* **Records**:
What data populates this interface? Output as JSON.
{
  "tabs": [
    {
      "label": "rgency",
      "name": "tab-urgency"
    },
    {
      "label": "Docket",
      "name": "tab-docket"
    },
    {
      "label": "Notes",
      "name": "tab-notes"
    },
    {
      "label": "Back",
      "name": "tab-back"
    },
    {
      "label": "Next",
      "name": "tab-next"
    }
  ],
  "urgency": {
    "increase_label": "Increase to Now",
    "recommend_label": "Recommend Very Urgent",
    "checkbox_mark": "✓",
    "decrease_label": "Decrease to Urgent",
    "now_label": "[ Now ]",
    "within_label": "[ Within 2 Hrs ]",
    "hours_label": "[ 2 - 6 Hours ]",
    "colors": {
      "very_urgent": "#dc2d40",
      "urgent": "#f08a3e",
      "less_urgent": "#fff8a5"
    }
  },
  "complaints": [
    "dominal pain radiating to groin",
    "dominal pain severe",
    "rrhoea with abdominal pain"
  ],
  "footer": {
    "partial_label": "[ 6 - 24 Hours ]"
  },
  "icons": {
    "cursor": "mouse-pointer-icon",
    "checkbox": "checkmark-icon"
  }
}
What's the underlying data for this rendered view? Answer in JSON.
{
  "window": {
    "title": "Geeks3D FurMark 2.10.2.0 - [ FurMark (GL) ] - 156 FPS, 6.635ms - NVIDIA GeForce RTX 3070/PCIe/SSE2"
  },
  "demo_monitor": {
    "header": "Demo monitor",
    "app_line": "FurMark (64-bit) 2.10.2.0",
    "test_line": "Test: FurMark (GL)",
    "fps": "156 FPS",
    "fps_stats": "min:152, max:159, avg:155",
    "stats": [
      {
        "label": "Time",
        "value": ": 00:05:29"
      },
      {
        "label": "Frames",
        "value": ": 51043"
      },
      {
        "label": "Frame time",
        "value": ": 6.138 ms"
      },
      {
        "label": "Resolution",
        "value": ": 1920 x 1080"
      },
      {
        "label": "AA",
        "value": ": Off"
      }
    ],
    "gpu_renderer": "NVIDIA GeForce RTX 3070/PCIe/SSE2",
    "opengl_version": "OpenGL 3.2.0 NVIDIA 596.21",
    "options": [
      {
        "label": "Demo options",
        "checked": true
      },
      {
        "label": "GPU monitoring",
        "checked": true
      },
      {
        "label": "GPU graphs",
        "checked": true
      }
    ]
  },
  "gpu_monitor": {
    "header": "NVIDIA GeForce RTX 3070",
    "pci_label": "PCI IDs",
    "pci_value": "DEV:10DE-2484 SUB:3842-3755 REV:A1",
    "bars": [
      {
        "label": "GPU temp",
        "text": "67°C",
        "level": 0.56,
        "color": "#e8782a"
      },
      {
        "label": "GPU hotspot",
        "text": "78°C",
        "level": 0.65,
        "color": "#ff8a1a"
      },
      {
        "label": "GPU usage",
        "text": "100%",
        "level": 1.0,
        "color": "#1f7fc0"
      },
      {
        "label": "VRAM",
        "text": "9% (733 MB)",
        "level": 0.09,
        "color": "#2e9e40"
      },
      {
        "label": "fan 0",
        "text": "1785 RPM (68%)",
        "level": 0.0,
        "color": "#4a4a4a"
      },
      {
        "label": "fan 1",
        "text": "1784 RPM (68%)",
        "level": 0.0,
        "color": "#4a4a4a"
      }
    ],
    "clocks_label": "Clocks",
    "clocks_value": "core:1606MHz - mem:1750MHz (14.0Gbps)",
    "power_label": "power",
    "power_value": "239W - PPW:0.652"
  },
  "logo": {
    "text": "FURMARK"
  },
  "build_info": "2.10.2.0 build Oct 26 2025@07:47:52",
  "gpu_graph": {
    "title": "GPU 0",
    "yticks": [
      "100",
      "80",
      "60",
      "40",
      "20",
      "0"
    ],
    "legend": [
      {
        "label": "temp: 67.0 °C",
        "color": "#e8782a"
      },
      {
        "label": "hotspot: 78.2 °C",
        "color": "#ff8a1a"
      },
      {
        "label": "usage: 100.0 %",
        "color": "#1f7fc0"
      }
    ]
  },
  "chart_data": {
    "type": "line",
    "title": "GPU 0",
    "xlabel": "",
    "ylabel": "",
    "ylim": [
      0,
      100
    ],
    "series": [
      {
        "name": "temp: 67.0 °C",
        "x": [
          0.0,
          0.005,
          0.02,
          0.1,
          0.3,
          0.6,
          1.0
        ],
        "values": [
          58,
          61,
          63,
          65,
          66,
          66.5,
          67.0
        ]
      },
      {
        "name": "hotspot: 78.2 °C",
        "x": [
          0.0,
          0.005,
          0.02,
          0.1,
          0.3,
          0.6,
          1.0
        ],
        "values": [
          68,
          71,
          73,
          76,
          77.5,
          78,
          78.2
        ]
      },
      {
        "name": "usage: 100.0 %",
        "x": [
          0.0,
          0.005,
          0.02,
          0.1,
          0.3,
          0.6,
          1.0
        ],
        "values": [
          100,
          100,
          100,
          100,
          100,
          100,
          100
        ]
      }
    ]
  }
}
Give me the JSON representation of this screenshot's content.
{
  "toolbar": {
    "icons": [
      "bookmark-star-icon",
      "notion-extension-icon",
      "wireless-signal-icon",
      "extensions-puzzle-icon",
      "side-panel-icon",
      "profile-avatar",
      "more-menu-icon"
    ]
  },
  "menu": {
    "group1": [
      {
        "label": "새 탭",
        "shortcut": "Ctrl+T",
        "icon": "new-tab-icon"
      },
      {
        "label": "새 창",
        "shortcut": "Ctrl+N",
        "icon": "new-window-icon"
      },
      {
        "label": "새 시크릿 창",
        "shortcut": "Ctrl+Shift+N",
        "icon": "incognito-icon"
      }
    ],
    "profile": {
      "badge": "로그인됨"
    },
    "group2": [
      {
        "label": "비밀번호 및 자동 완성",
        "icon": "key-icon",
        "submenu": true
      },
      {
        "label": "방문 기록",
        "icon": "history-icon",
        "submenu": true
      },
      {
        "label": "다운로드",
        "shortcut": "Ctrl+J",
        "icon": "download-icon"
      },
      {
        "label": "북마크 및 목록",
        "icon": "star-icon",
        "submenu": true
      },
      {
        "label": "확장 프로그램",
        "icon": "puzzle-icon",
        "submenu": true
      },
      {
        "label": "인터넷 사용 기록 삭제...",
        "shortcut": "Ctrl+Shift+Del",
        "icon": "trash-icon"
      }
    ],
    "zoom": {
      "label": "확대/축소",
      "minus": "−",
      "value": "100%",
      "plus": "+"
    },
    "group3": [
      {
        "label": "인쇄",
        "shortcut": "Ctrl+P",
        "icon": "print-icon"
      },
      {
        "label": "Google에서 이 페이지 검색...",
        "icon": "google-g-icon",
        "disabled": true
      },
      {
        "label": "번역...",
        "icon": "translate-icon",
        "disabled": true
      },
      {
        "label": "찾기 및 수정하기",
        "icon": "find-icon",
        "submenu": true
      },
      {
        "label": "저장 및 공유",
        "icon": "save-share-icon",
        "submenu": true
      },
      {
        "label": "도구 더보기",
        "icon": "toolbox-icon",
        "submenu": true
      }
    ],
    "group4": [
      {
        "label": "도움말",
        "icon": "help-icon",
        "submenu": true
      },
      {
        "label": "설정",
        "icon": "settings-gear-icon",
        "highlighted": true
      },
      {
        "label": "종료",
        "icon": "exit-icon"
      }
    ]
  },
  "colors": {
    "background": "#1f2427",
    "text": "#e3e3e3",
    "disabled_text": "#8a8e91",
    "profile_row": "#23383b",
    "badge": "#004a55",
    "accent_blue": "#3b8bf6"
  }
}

* **REQUIREMENTS**: Repeat the entries shown above, every one, word for word.

* **RESPONSE**:
What data populates this interface? Output as JSON.
{
  "tabs": [
    {
      "label": "rgency",
      "name": "tab-urgency"
    },
    {
      "label": "Docket",
      "name": "tab-docket"
    },
    {
      "label": "Notes",
      "name": "tab-notes"
    },
    {
      "label": "Back",
      "name": "tab-back"
    },
    {
      "label": "Next",
      "name": "tab-next"
    }
  ],
  "urgency": {
    "increase_label": "Increase to Now",
    "recommend_label": "Recommend Very Urgent",
    "checkbox_mark": "✓",
    "decrease_label": "Decrease to Urgent",
    "now_label": "[ Now ]",
    "within_label": "[ Within 2 Hrs ]",
    "hours_label": "[ 2 - 6 Hours ]",
    "colors": {
      "very_urgent": "#dc2d40",
      "urgent": "#f08a3e",
      "less_urgent": "#fff8a5"
    }
  },
  "complaints": [
    "dominal pain radiating to groin",
    "dominal pain severe",
    "rrhoea with abdominal pain"
  ],
  "footer": {
    "partial_label": "[ 6 - 24 Hours ]"
  },
  "icons": {
    "cursor": "mouse-pointer-icon",
    "checkbox": "checkmark-icon"
  }
}
What's the underlying data for this rendered view? Answer in JSON.
{
  "window": {
    "title": "Geeks3D FurMark 2.10.2.0 - [ FurMark (GL) ] - 156 FPS, 6.635ms - NVIDIA GeForce RTX 3070/PCIe/SSE2"
  },
  "demo_monitor": {
    "header": "Demo monitor",
    "app_line": "FurMark (64-bit) 2.10.2.0",
    "test_line": "Test: FurMark (GL)",
    "fps": "156 FPS",
    "fps_stats": "min:152, max:159, avg:155",
    "stats": [
      {
        "label": "Time",
        "value": ": 00:05:29"
      },
      {
        "label": "Frames",
        "value": ": 51043"
      },
      {
        "label": "Frame time",
        "value": ": 6.138 ms"
      },
      {
        "label": "Resolution",
        "value": ": 1920 x 1080"
      },
      {
        "label": "AA",
        "value": ": Off"
      }
    ],
    "gpu_renderer": "NVIDIA GeForce RTX 3070/PCIe/SSE2",
    "opengl_version": "OpenGL 3.2.0 NVIDIA 596.21",
    "options": [
      {
        "label": "Demo options",
        "checked": true
      },
      {
        "label": "GPU monitoring",
        "checked": true
      },
      {
        "label": "GPU graphs",
        "checked": true
      }
    ]
  },
  "gpu_monitor": {
    "header": "NVIDIA GeForce RTX 3070",
    "pci_label": "PCI IDs",
    "pci_value": "DEV:10DE-2484 SUB:3842-3755 REV:A1",
    "bars": [
      {
        "label": "GPU temp",
        "text": "67°C",
        "level": 0.56,
        "color": "#e8782a"
      },
      {
        "label": "GPU hotspot",
        "text": "78°C",
        "level": 0.65,
        "color": "#ff8a1a"
      },
      {
        "label": "GPU usage",
        "text": "100%",
        "level": 1.0,
        "color": "#1f7fc0"
      },
      {
        "label": "VRAM",
        "text": "9% (733 MB)",
        "level": 0.09,
        "color": "#2e9e40"
      },
      {
        "label": "fan 0",
        "text": "1785 RPM (68%)",
        "level": 0.0,
        "color": "#4a4a4a"
      },
      {
        "label": "fan 1",
        "text": "1784 RPM (68%)",
        "level": 0.0,
        "color": "#4a4a4a"
      }
    ],
    "clocks_label": "Clocks",
    "clocks_value": "core:1606MHz - mem:1750MHz (14.0Gbps)",
    "power_label": "power",
    "power_value": "239W - PPW:0.652"
  },
  "logo": {
    "text": "FURMARK"
  },
  "build_info": "2.10.2.0 build Oct 26 2025@07:47:52",
  "gpu_graph": {
    "title": "GPU 0",
    "yticks": [
      "100",
      "80",
      "60",
      "40",
      "20",
      "0"
    ],
    "legend": [
      {
        "label": "temp: 67.0 °C",
        "color": "#e8782a"
      },
      {
        "label": "hotspot: 78.2 °C",
        "color": "#ff8a1a"
      },
      {
        "label": "usage: 100.0 %",
        "color": "#1f7fc0"
      }
    ]
  },
  "chart_data": {
    "type": "line",
    "title": "GPU 0",
    "xlabel": "",
    "ylabel": "",
    "ylim": [
      0,
      100
    ],
    "series": [
      {
        "name": "temp: 67.0 °C",
        "x": [
          0.0,
          0.005,
          0.02,
          0.1,
          0.3,
          0.6,
          1.0
        ],
        "values": [
          58,
          61,
          63,
          65,
          66,
          66.5,
          67.0
        ]
      },
      {
        "name": "hotspot: 78.2 °C",
        "x": [
          0.0,
          0.005,
          0.02,
          0.1,
          0.3,
          0.6,
          1.0
        ],
        "values": [
          68,
          71,
          73,
          76,
          77.5,
          78,
          78.2
        ]
      },
      {
        "name": "usage: 100.0 %",
        "x": [
          0.0,
          0.005,
          0.02,
          0.1,
          0.3,
          0.6,
          1.0
        ],
        "values": [
          100,
          100,
          100,
          100,
          100,
          100,
          100
        ]
      }
    ]
  }
}
Give me the JSON representation of this screenshot's content.
{
  "toolbar": {
    "icons": [
      "bookmark-star-icon",
      "notion-extension-icon",
      "wireless-signal-icon",
      "extensions-puzzle-icon",
      "side-panel-icon",
      "profile-avatar",
      "more-menu-icon"
    ]
  },
  "menu": {
    "group1": [
      {
        "label": "새 탭",
        "shortcut": "Ctrl+T",
        "icon": "new-tab-icon"
      },
      {
        "label": "새 창",
        "shortcut": "Ctrl+N",
        "icon": "new-window-icon"
      },
      {
        "label": "새 시크릿 창",
        "shortcut": "Ctrl+Shift+N",
        "icon": "incognito-icon"
      }
    ],
    "profile": {
      "badge": "로그인됨"
    },
    "group2": [
      {
        "label": "비밀번호 및 자동 완성",
        "icon": "key-icon",
        "submenu": true
      },
      {
        "label": "방문 기록",
        "icon": "history-icon",
        "submenu": true
      },
      {
        "label": "다운로드",
        "shortcut": "Ctrl+J",
        "icon": "download-icon"
      },
      {
        "label": "북마크 및 목록",
        "icon": "star-icon",
        "submenu": true
      },
      {
        "label": "확장 프로그램",
        "icon": "puzzle-icon",
        "submenu": true
      },
      {
        "label": "인터넷 사용 기록 삭제...",
        "shortcut": "Ctrl+Shift+Del",
        "icon": "trash-icon"
      }
    ],
    "zoom": {
      "label": "확대/축소",
      "minus": "−",
      "value": "100%",
      "plus": "+"
    },
    "group3": [
      {
        "label": "인쇄",
        "shortcut": "Ctrl+P",
        "icon": "print-icon"
      },
      {
        "label": "Google에서 이 페이지 검색...",
        "icon": "google-g-icon",
        "disabled": true
      },
      {
        "label": "번역...",
        "icon": "translate-icon",
        "disabled": true
      },
      {
        "label": "찾기 및 수정하기",
        "icon": "find-icon",
        "submenu": true
      },
      {
        "label": "저장 및 공유",
        "icon": "save-share-icon",
        "submenu": true
      },
      {
        "label": "도구 더보기",
        "icon": "toolbox-icon",
        "submenu": true
      }
    ],
    "group4": [
      {
        "label": "도움말",
        "icon": "help-icon",
        "submenu": true
      },
      {
        "label": "설정",
        "icon": "settings-gear-icon",
        "highlighted": true
      },
      {
        "label": "종료",
        "icon": "exit-icon"
      }
    ]
  },
  "colors": {
    "background": "#1f2427",
    "text": "#e3e3e3",
    "disabled_text": "#8a8e91",
    "profile_row": "#23383b",
    "badge": "#004a55",
    "accent_blue": "#3b8bf6"
  }
}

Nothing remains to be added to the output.